EXERCISE INSTRUCTIONS>
Repeat every entry word for word, skipping the pictures.

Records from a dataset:

START

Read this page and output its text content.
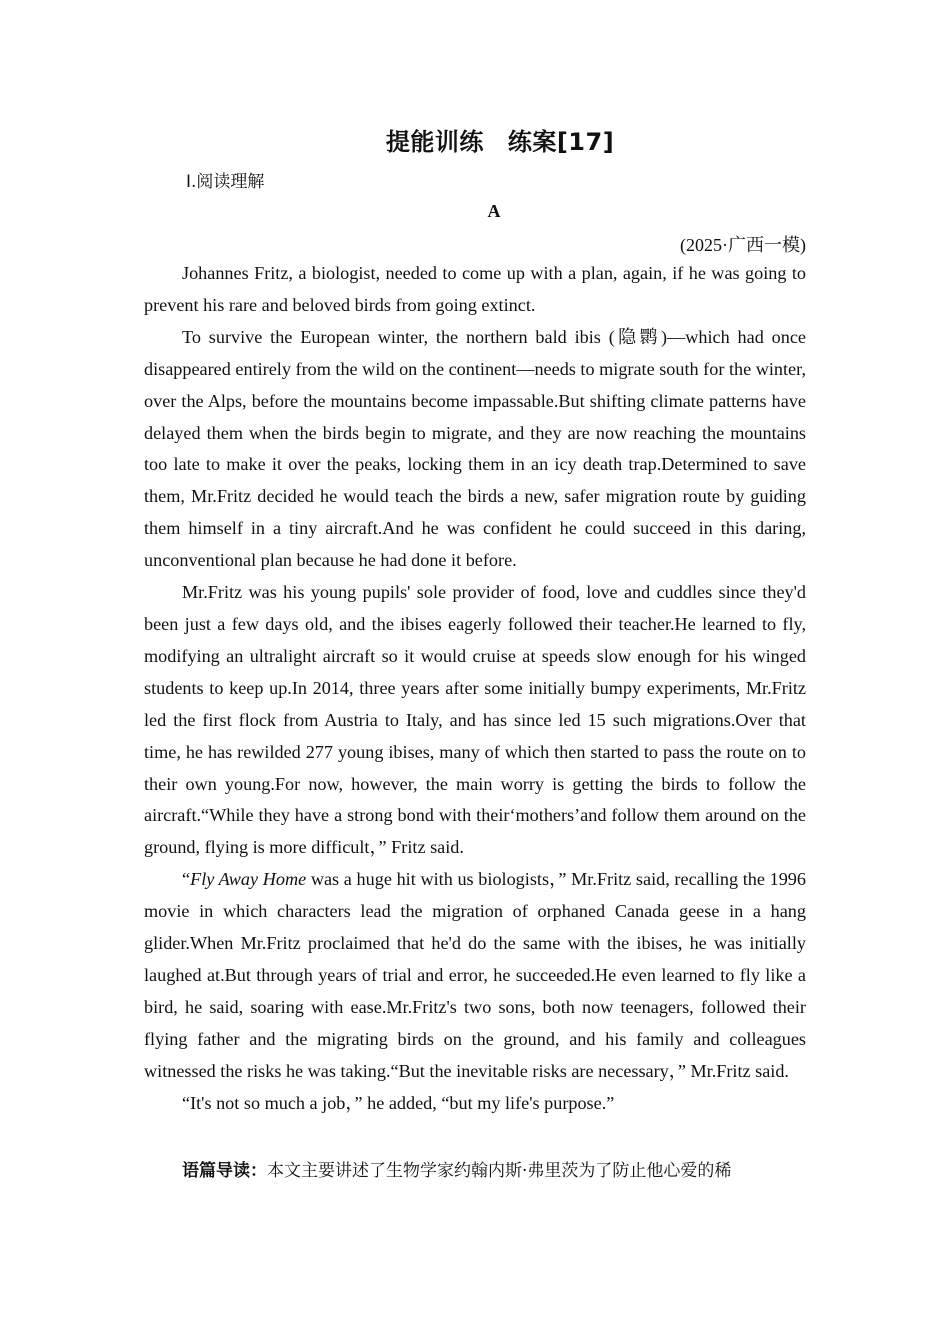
提能训练 练案[17]
Ⅰ.阅读理解
A
(2025·广西一模)

Johannes Fritz, a biologist, needed to come up with a plan, again, if he was going to prevent his rare and beloved birds from going extinct.

To survive the European winter, the northern bald ibis (隐鹮)—which had once disappeared entirely from the wild on the continent—needs to migrate south for the winter, over the Alps, before the mountains become impassable.But shifting climate patterns have delayed them when the birds begin to migrate, and they are now reaching the mountains too late to make it over the peaks, locking them in an icy death trap.Determined to save them, Mr.Fritz decided he would teach the birds a new, safer migration route by guiding them himself in a tiny aircraft.And he was confident he could succeed in this daring, unconventional plan because he had done it before.

Mr.Fritz was his young pupils' sole provider of food, love and cuddles since they'd been just a few days old, and the ibises eagerly followed their teacher.He learned to fly, modifying an ultralight aircraft so it would cruise at speeds slow enough for his winged students to keep up.In 2014, three years after some initially bumpy experiments, Mr.Fritz led the first flock from Austria to Italy, and has since led 15 such migrations.Over that time, he has rewilded 277 young ibises, many of which then started to pass the route on to their own young.For now, however, the main worry is getting the birds to follow the aircraft.“While they have a strong bond with their‘mothers’and follow them around on the ground, flying is more difficult，” Fritz said.

“Fly Away Home was a huge hit with us biologists，” Mr.Fritz said, recalling the 1996 movie in which characters lead the migration of orphaned Canada geese in a hang glider.When Mr.Fritz proclaimed that he'd do the same with the ibises, he was initially laughed at.But through years of trial and error, he succeeded.He even learned to fly like a bird, he said, soaring with ease.Mr.Fritz's two sons, both now teenagers, followed their flying father and the migrating birds on the ground, and his family and colleagues witnessed the risks he was taking.“But the inevitable risks are necessary，” Mr.Fritz said.

“It's not so much a job，” he added, “but my life's purpose.”

语篇导读：本文主要讲述了生物学家约翰内斯·弗里茨为了防止他心爱的稀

END

FINAL RESULT>
Read this page and output its text content.
提能训练 练案[17]
Ⅰ.阅读理解
A
(2025·广西一模)

Johannes Fritz, a biologist, needed to come up with a plan, again, if he was going to prevent his rare and beloved birds from going extinct.

To survive the European winter, the northern bald ibis (隐鹮)—which had once disappeared entirely from the wild on the continent—needs to migrate south for the winter, over the Alps, before the mountains become impassable.But shifting climate patterns have delayed them when the birds begin to migrate, and they are now reaching the mountains too late to make it over the peaks, locking them in an icy death trap.Determined to save them, Mr.Fritz decided he would teach the birds a new, safer migration route by guiding them himself in a tiny aircraft.And he was confident he could succeed in this daring, unconventional plan because he had done it before.

Mr.Fritz was his young pupils' sole provider of food, love and cuddles since they'd been just a few days old, and the ibises eagerly followed their teacher.He learned to fly, modifying an ultralight aircraft so it would cruise at speeds slow enough for his winged students to keep up.In 2014, three years after some initially bumpy experiments, Mr.Fritz led the first flock from Austria to Italy, and has since led 15 such migrations.Over that time, he has rewilded 277 young ibises, many of which then started to pass the route on to their own young.For now, however, the main worry is getting the birds to follow the aircraft.“While they have a strong bond with their‘mothers’and follow them around on the ground, flying is more difficult，” Fritz said.

“Fly Away Home was a huge hit with us biologists，” Mr.Fritz said, recalling the 1996 movie in which characters lead the migration of orphaned Canada geese in a hang glider.When Mr.Fritz proclaimed that he'd do the same with the ibises, he was initially laughed at.But through years of trial and error, he succeeded.He even learned to fly like a bird, he said, soaring with ease.Mr.Fritz's two sons, both now teenagers, followed their flying father and the migrating birds on the ground, and his family and colleagues witnessed the risks he was taking.“But the inevitable risks are necessary，” Mr.Fritz said.

“It's not so much a job，” he added, “but my life's purpose.”

语篇导读：本文主要讲述了生物学家约翰内斯·弗里茨为了防止他心爱的稀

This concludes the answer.